The result of this horrendous mistreatment was only that a support worker was let go. Police dropped charges against that support worker, and the service provider never even reported the incident to the relevant Queensland department, leaving it to his mother to make that report. The department then decided not to pursue an investigation, causing his mother to lodge a complaint.

The Camacs have shown incredible courage in telling their story, and so many other stories like theirs are exactly why the disability rights movement, along with the Greens, have been calling so long for a royal commission into disability abuse. The experiences such as they were subjected to are the wellspring of strength to which we have gone back, year after year, in the face of indifference and dismissal.

Finally, before the election, the government and the Labor Party were dragged, kicking and legislatively screaming, into a royal commission into this issue. And, finally, after such a long fight there was hope in our community. I cannot describe the joy that was within me at the moment of that announcement. Our community was disappointed that we had not been consulted on the exact composition of the commission, but we were willing to give the government the benefit of the doubt. We were so quickly proven to have been misguided in this trust, as we discovered that there had been two individuals appointed to the commission whose presence jeopardise the entire integrity of a process for which we have so long fought.

Now, these are not bad people. They have both been committed public servants for most of their careers, but the reality is that they have conflicts of interest that are unmanageable, and they have in the past behaved in a way which gives our community every reason to call into question their ability to undertake these roles. I want to outline these concerns to the Senate briefly.

(Dataset records):
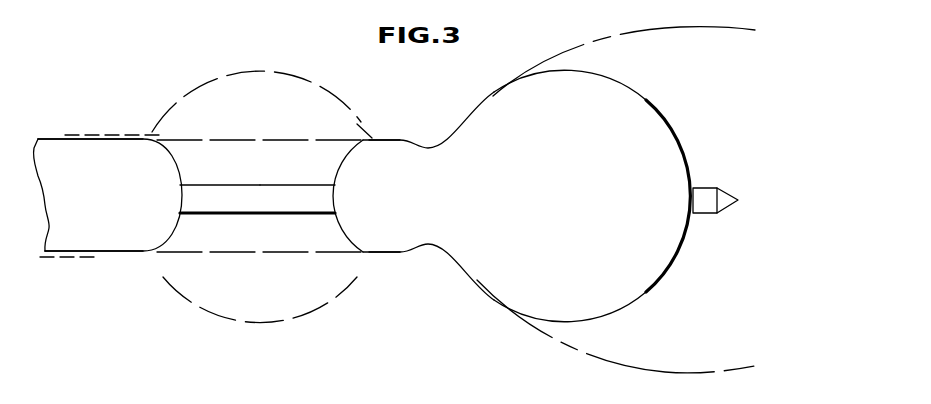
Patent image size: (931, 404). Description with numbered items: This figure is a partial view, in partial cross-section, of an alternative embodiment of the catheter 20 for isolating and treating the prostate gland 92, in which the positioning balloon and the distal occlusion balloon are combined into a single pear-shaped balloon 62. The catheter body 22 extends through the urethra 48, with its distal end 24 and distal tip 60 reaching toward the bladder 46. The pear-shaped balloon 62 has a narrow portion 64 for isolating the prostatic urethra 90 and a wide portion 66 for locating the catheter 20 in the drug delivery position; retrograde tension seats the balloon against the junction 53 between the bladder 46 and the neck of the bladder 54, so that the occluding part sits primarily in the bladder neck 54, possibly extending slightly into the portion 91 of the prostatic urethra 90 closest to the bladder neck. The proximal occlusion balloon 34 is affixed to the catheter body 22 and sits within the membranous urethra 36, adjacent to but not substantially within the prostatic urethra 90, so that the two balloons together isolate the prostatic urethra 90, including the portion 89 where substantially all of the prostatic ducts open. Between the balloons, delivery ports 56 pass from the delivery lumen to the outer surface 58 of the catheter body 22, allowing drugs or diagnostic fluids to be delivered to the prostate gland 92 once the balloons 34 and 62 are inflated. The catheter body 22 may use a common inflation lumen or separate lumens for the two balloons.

The catheter 20 is at (33, 127).
The catheter body 22 is at (211, 189).
The distal end 24 is at (703, 186).
The proximal occlusion balloon 34 is at (45, 243).
The membranous urethra 36 is at (105, 254).
The bladder 46 is at (681, 370).
The urethra 48 is at (122, 137).
The junction 53 is at (447, 144).
The neck of the bladder 54 is at (400, 256).
The delivery ports 56 is at (214, 214).
The outer surface 58 is at (298, 191).
The distal tip 60 is at (728, 208).
The pear-shaped balloon 62 is at (666, 118).
The narrow portion 64 is at (358, 141).
The wide portion 66 is at (686, 149).
The portion of the prostatic urethra 89 is at (167, 253).
The prostatic urethra 90 is at (197, 138).
The portion of the prostatic urethra closest to the bladder neck 91 is at (371, 253).
The prostate gland 92 is at (289, 75).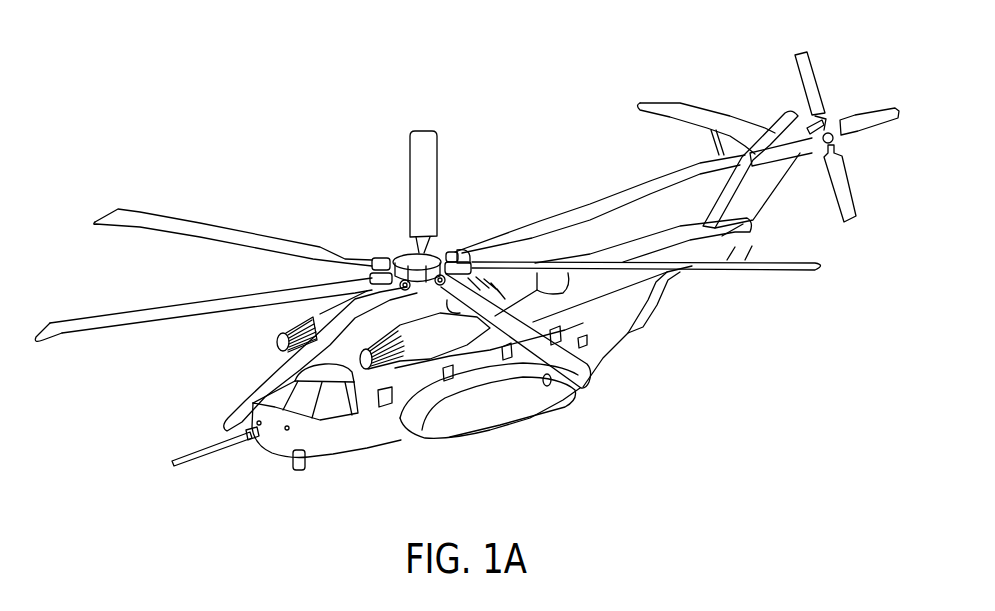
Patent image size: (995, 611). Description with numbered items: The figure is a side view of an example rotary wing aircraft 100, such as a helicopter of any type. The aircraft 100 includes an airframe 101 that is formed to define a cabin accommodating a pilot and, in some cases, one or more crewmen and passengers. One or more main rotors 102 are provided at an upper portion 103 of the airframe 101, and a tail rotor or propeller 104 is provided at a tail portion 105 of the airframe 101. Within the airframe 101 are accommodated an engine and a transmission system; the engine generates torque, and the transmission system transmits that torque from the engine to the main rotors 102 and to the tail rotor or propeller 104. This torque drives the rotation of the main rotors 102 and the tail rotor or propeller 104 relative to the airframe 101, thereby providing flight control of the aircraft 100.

The aircraft 100 is at (225, 170).
The airframe 101 is at (347, 447).
The main rotor 102 is at (408, 158).
The upper portion 103 is at (393, 263).
The tail rotor or propeller 104 is at (799, 73).
The tail portion 105 is at (750, 231).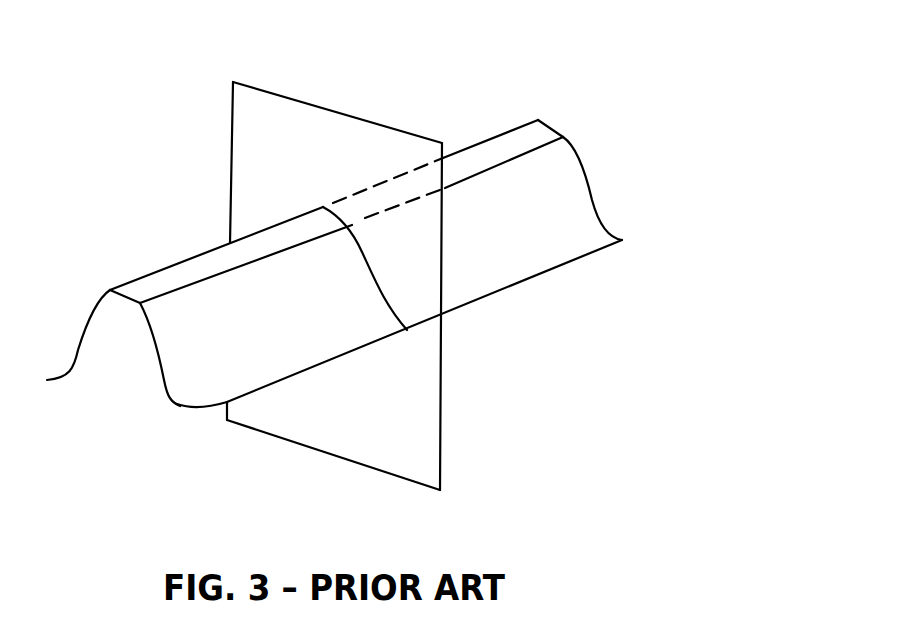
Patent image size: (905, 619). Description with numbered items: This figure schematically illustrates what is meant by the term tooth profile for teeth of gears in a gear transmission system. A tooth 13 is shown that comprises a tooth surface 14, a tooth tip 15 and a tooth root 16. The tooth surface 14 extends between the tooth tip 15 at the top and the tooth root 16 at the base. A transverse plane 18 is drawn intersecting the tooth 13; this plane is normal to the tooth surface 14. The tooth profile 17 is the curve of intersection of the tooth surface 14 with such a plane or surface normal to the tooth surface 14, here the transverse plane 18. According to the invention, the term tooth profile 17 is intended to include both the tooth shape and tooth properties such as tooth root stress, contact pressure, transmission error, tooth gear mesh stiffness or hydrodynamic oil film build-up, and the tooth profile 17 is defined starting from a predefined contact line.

The tooth 13 is at (362, 252).
The tooth surface 14 is at (232, 350).
The tooth tip 15 is at (573, 127).
The tooth root 16 is at (621, 231).
The tooth profile 17 is at (378, 251).
The transverse plane 18 is at (227, 165).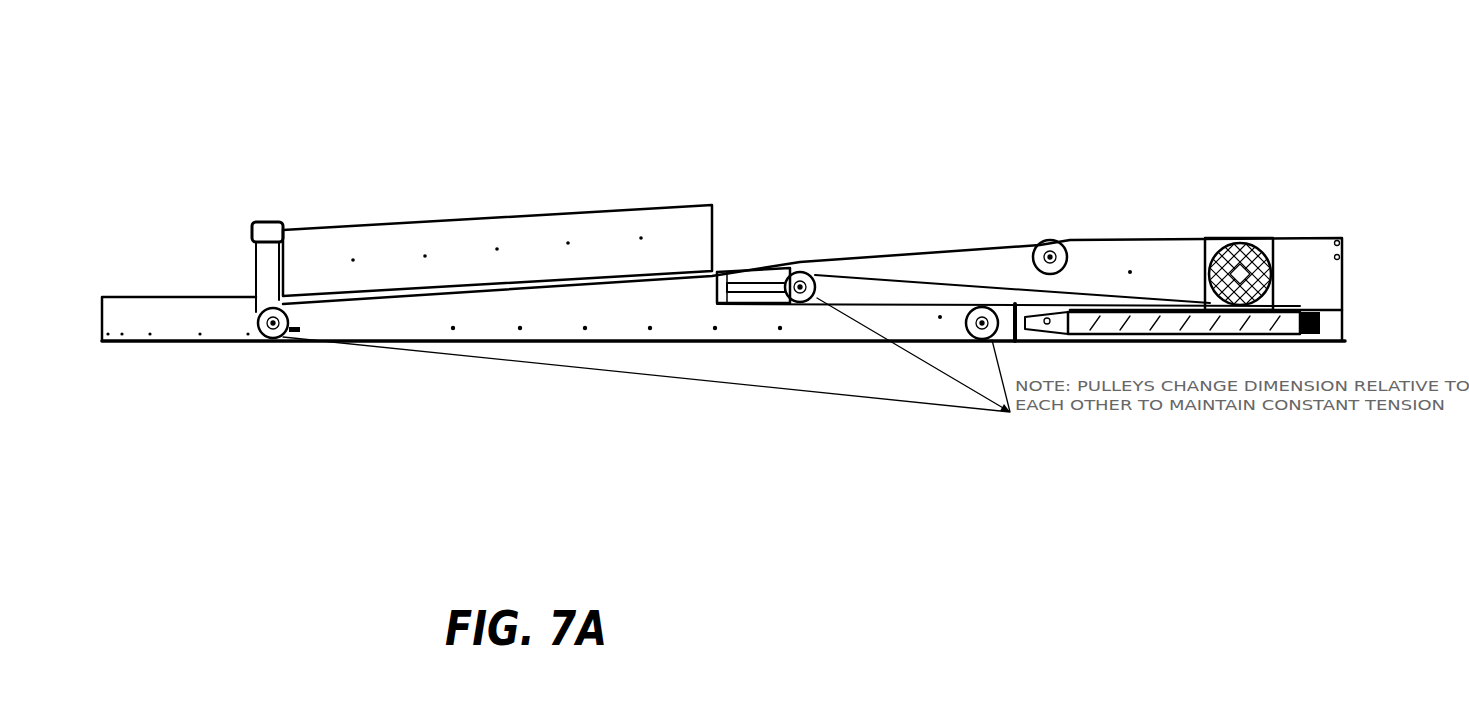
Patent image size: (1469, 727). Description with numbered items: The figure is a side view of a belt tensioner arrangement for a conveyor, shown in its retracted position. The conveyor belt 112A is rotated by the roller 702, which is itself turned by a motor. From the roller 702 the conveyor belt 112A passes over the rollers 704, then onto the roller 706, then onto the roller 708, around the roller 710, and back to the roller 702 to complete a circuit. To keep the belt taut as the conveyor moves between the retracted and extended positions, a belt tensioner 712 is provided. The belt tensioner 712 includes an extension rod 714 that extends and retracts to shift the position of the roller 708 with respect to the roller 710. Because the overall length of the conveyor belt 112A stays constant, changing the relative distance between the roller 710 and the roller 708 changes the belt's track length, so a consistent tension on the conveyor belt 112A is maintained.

The conveyor belt 112A is at (1143, 231).
The roller 702 is at (1233, 258).
The rollers 704 is at (1050, 257).
The roller 706 is at (283, 337).
The roller 708 is at (978, 338).
The roller 710 is at (797, 266).
The belt tensioner 712 is at (1090, 325).
The extension rod 714 is at (1047, 323).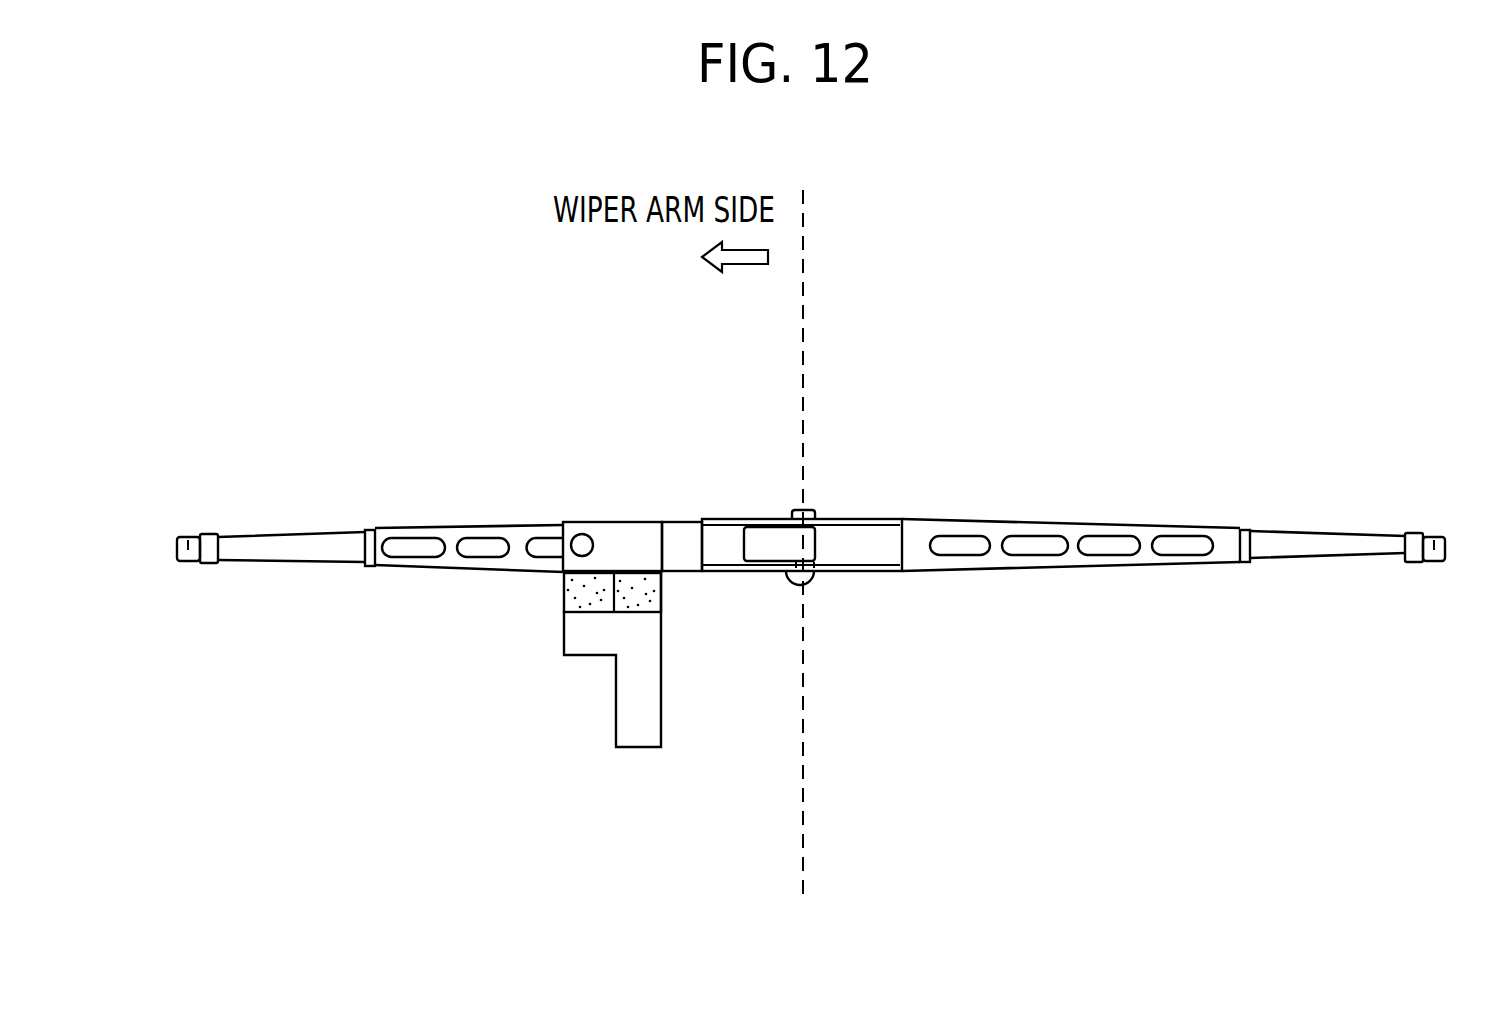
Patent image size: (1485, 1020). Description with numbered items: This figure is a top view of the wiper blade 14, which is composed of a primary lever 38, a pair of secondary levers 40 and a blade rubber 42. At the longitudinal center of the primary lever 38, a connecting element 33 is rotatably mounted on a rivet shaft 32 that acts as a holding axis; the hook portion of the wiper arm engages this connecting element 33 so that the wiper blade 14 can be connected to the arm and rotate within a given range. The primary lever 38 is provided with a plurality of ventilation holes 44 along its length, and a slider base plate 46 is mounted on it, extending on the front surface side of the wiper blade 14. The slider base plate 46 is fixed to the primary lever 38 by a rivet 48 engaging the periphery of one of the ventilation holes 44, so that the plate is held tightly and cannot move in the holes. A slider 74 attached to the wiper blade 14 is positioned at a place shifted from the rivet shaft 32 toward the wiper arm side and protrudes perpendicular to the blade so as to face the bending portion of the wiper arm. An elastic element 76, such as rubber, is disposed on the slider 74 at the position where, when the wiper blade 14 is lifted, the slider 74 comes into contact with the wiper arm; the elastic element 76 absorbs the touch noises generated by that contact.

The wiper blade 14 is at (893, 478).
The rivet shaft 32 is at (810, 510).
The connecting element 33 is at (748, 535).
The primary lever 38 is at (447, 540).
The secondary levers 40 is at (332, 536).
The blade rubber 42 is at (192, 536).
The ventilation holes 44 is at (503, 542).
The slider base plate 46 is at (630, 532).
The rivet 48 is at (582, 540).
The slider 74 is at (651, 722).
The elastic element 76 is at (637, 595).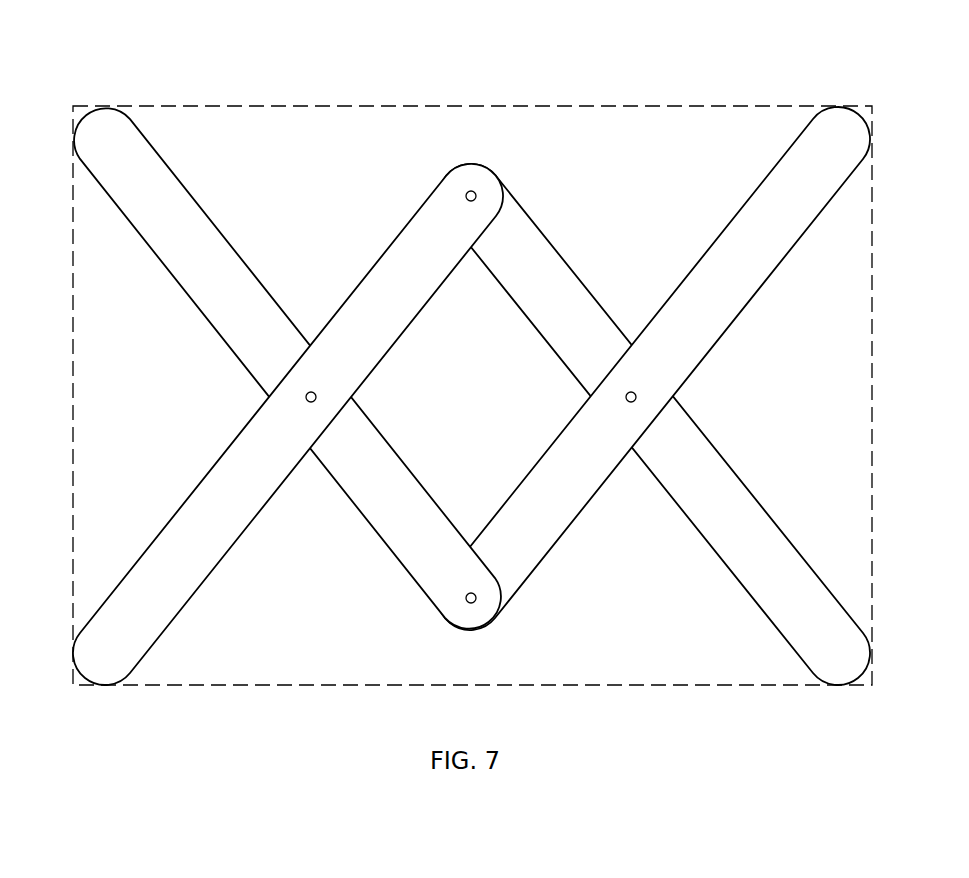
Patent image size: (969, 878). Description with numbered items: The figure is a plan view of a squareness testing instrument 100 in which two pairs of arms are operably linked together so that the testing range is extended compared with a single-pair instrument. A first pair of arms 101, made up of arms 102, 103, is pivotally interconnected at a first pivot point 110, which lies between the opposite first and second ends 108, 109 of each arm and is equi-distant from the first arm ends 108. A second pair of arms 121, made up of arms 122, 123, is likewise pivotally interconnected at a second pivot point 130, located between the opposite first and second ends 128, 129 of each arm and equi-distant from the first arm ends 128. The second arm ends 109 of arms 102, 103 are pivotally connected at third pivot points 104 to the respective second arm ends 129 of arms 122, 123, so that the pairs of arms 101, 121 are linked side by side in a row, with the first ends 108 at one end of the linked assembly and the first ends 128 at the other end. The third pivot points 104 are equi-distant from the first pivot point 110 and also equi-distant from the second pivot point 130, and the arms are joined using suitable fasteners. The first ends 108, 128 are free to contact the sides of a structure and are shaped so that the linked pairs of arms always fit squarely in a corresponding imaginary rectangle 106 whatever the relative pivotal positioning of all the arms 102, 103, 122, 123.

The testing instrument 100 is at (471, 363).
The first pair of arms 101 is at (288, 396).
The arm 102 is at (430, 305).
The arm 103 is at (410, 458).
The third pivot point 104 is at (466, 195).
The enclosure boundary 106 is at (347, 105).
The first arm end 108 is at (132, 150).
The second arm end 109 is at (472, 237).
The first pivot point 110 is at (314, 392).
The second pair of arms 121 is at (654, 396).
The arm 122 is at (748, 307).
The arm 123 is at (742, 476).
The first arm end 128 is at (810, 152).
The second arm end 129 is at (463, 582).
The second pivot point 130 is at (634, 392).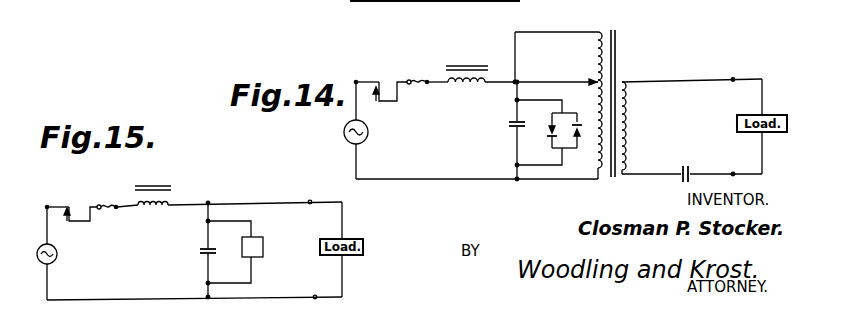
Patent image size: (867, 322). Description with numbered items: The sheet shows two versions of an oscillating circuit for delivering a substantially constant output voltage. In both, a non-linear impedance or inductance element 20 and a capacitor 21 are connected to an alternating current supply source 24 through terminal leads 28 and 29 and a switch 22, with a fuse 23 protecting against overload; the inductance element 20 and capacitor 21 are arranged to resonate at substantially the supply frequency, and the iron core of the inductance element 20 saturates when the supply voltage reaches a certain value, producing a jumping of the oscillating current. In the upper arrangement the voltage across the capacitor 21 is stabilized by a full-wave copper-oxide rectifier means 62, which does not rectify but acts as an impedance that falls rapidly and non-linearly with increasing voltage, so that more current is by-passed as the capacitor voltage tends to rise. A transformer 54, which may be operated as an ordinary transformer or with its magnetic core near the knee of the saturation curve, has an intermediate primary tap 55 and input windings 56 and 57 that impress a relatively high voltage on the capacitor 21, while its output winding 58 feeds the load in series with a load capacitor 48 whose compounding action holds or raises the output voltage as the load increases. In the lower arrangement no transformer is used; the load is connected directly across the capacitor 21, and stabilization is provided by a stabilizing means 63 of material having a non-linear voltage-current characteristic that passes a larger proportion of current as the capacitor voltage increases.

In FIG. 14, the non-linear impedance or inductance element 20 is at (468, 64).
In FIG. 15, the non-linear impedance or inductance element 20 is at (170, 188).
In FIG. 14, the capacitor 21 is at (509, 125).
In FIG. 15, the capacitor 21 is at (200, 251).
In FIG. 14, the switch 22 is at (365, 81).
In FIG. 15, the switch 22 is at (50, 206).
In FIG. 14, the fuse 23 is at (420, 80).
In FIG. 15, the fuse 23 is at (107, 205).
In FIG. 14, the alternating current supply source 24 is at (344, 134).
In FIG. 15, the alternating current supply source 24 is at (57, 257).
In FIG. 14, the terminal lead 28 is at (356, 100).
In FIG. 15, the terminal lead 28 is at (47, 236).
In FIG. 14, the terminal lead 29 is at (356, 170).
In FIG. 15, the terminal lead 29 is at (47, 297).
In FIG. 14, the load capacitor 48 is at (683, 166).
In FIG. 14, the transformer 54 is at (620, 48).
In FIG. 14, the intermediate primary tap 55 is at (594, 79).
In FIG. 14, the input winding 56 is at (596, 101).
In FIG. 14, the input winding 57 is at (597, 37).
In FIG. 14, the output winding 58 is at (636, 113).
In FIG. 14, the copper-oxide rectifier means 62 is at (552, 147).
In FIG. 15, the stabilizing means 63 is at (263, 252).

(Stated goal 1): In the first paragraph of the speech on the disability royal commission, list every step that was taken or not taken after the mistreatment.
(Stated goal 2): Please carry on the speech on the disability royal commission, starting after its final sentence.
The material above plays no part in this.

(Exercise answer 1):
- A support worker was let go.
- Police dropped charges against that support worker.
- The service provider never reported the incident to the relevant Queensland department.
- His mother made that report.
- The department decided not to pursue an investigation.
- His mother lodged a complaint.

(Exercise answer 2):
First, in relation to Barbara Bennett, PSM, who is a longstanding and experienced public servant. But it is for this exact reason that she is inappropriate for this role. The capacity in which she served was that of a member of the Department of Social Services—a senior member of the department which oversees the NDIS and so many other institutional programs and processes that will be the subject of the royal commission. In addition to this she has in the past shown failures in judgement around her engagement with the political side of this place, having once fronted the WorkChoices campaign for the Howard government.

The second appointee with whom we are incredibly concerned is John Francis Ryan, a senior executive member of the bureaucracy of the former New South Wales Department of Community Services. For context: New South Wales and its provision of support for disabled people has resulted in horrific, continued and systemic abuse of such a pervasive nature that the only like example is that of the sexually based child abuse that was experienced by members of the Ballarat community at the hands of the Catholic Church. New South Wales is ground zero for disability abuse in Australia, and John Ryan was an executive member of the public service which was part of that process. Indeed, the programs over which he had direct authority were, unquestionably, linked in an ombudsman's report released last year to the death of two disabled people and the serious injury of a third.

Mr Ryan is well known to the disability community, and when we called him out on these conflicts of interest—when we confronted him with the reality of his past behaviour—he did not listen to us. He did not offer to stand aside, but instead engaged in combative online social media commentary with some of the most senior disability advocates in this country, continuing a pattern of social media interactions stretching back for nearly a decade which have very much called into question his ability to be an objective public servant. This includes very worrying commentary about the Islamic community and the role that they play in the so-called need to call for every single Muslim person to condemn continually the actions of Islamic State.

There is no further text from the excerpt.